_Stated exercise_.
Find every line below that contains the word "update" and copy it out.

Extracted data entries:
----
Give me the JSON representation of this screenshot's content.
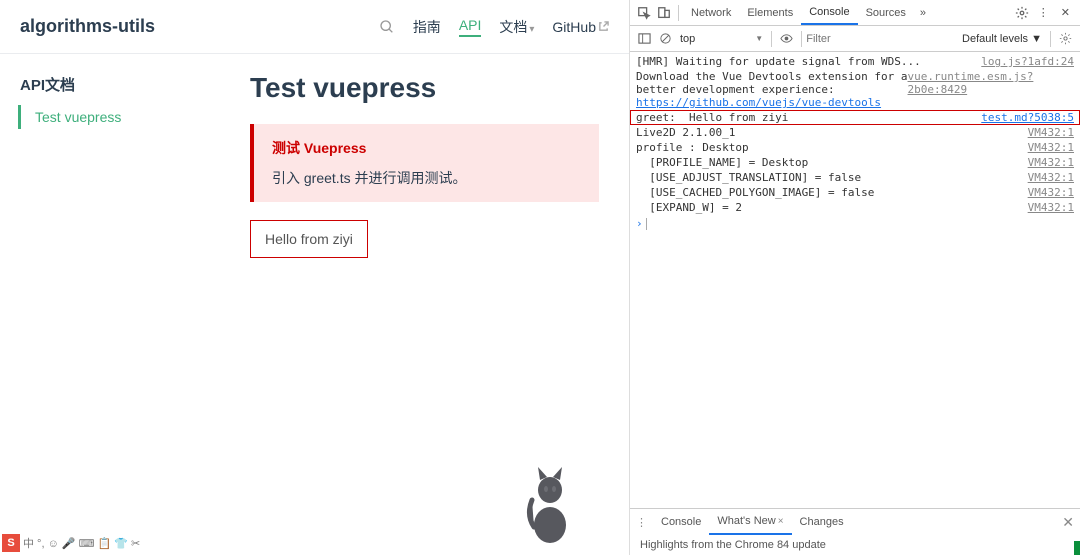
{
  "nav": {
    "title": "algorithms-utils",
    "items": [
      {
        "label": "指南",
        "active": false,
        "dropdown": false
      },
      {
        "label": "API",
        "active": true,
        "dropdown": false
      },
      {
        "label": "文档",
        "active": false,
        "dropdown": true
      },
      {
        "label": "GitHub",
        "active": false,
        "external": true
      }
    ]
  },
  "sidebar": {
    "heading": "API文档",
    "items": [
      {
        "label": "Test vuepress",
        "active": true
      }
    ]
  },
  "content": {
    "h1": "Test vuepress",
    "tip_title": "测试 Vuepress",
    "tip_body": "引入 greet.ts 并进行调用测试。",
    "output": "Hello from ziyi"
  },
  "devtools": {
    "tabs": [
      "Network",
      "Elements",
      "Console",
      "Sources"
    ],
    "active_tab": "Console",
    "more": "»",
    "toolbar": {
      "context": "top",
      "filter_placeholder": "Filter",
      "levels": "Default levels ▼"
    },
    "logs": [
      {
        "msg": "[HMR] Waiting for update signal from WDS...",
        "src": "log.js?1afd:24",
        "indent": 0
      },
      {
        "msg": "Download the Vue Devtools extension for a\nbetter development experience:\nhttps://github.com/vuejs/vue-devtools",
        "src": "vue.runtime.esm.js?2b0e:8429",
        "indent": 0,
        "link": true
      },
      {
        "msg": "greet:  Hello from ziyi",
        "src": "test.md?5038:5",
        "indent": 0,
        "highlight": true
      },
      {
        "msg": "Live2D 2.1.00_1",
        "src": "VM432:1",
        "indent": 0
      },
      {
        "msg": "profile : Desktop",
        "src": "VM432:1",
        "indent": 0
      },
      {
        "msg": "  [PROFILE_NAME] = Desktop",
        "src": "VM432:1",
        "indent": 1
      },
      {
        "msg": "  [USE_ADJUST_TRANSLATION] = false",
        "src": "VM432:1",
        "indent": 1
      },
      {
        "msg": "  [USE_CACHED_POLYGON_IMAGE] = false",
        "src": "VM432:1",
        "indent": 1
      },
      {
        "msg": "  [EXPAND_W] = 2",
        "src": "VM432:1",
        "indent": 1
      }
    ],
    "prompt": "›",
    "drawer": {
      "tabs": [
        "Console",
        "What's New",
        "Changes"
      ],
      "active": "What's New",
      "body": "Highlights from the Chrome 84 update"
    }
  },
  "ime": {
    "badge": "S",
    "icons": "中 °, ☺ 🎤 ⌨ 📋 👕 ✂"
  }
}
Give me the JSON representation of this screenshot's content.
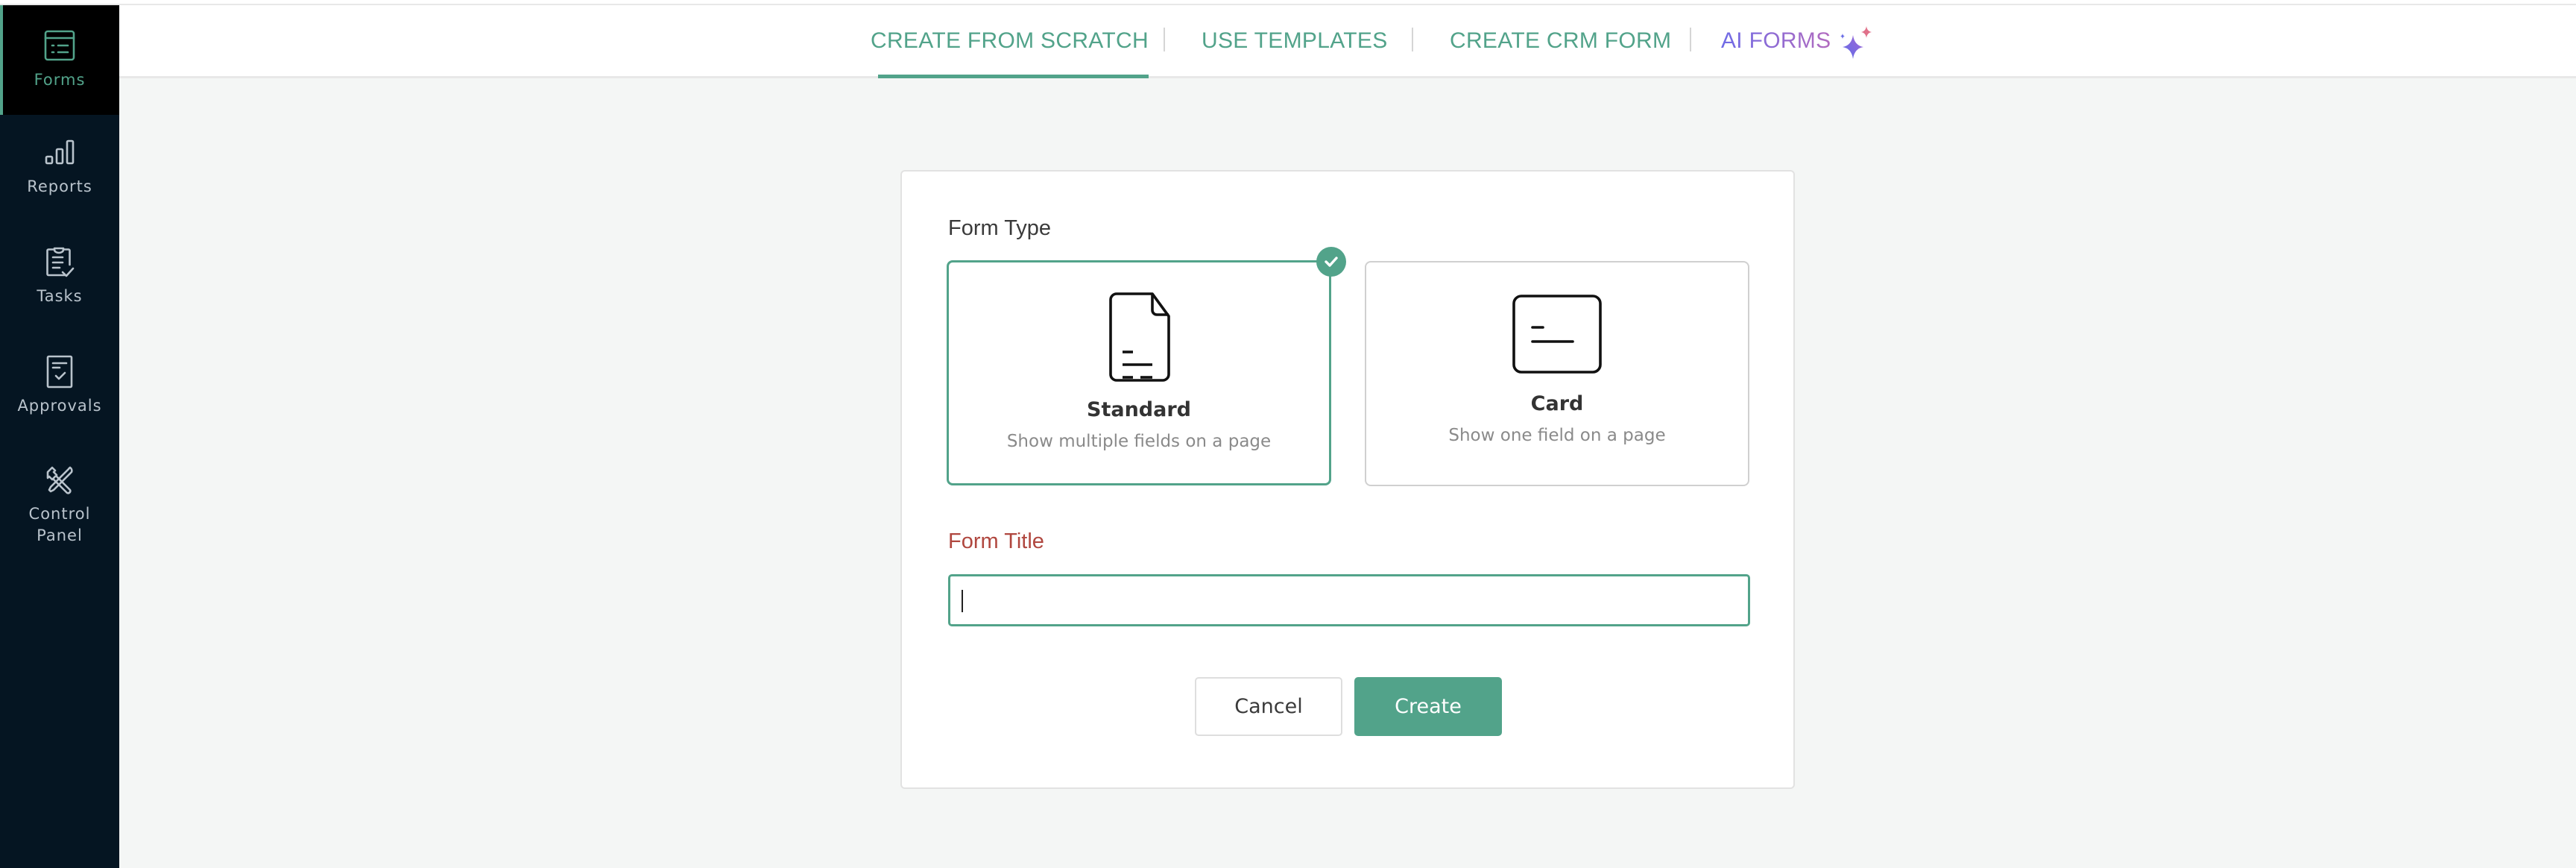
----
_The output_.
        "msg": "[HMR] Waiting for update signal from WDS...",
      "body": "Highlights from the Chrome 84 update"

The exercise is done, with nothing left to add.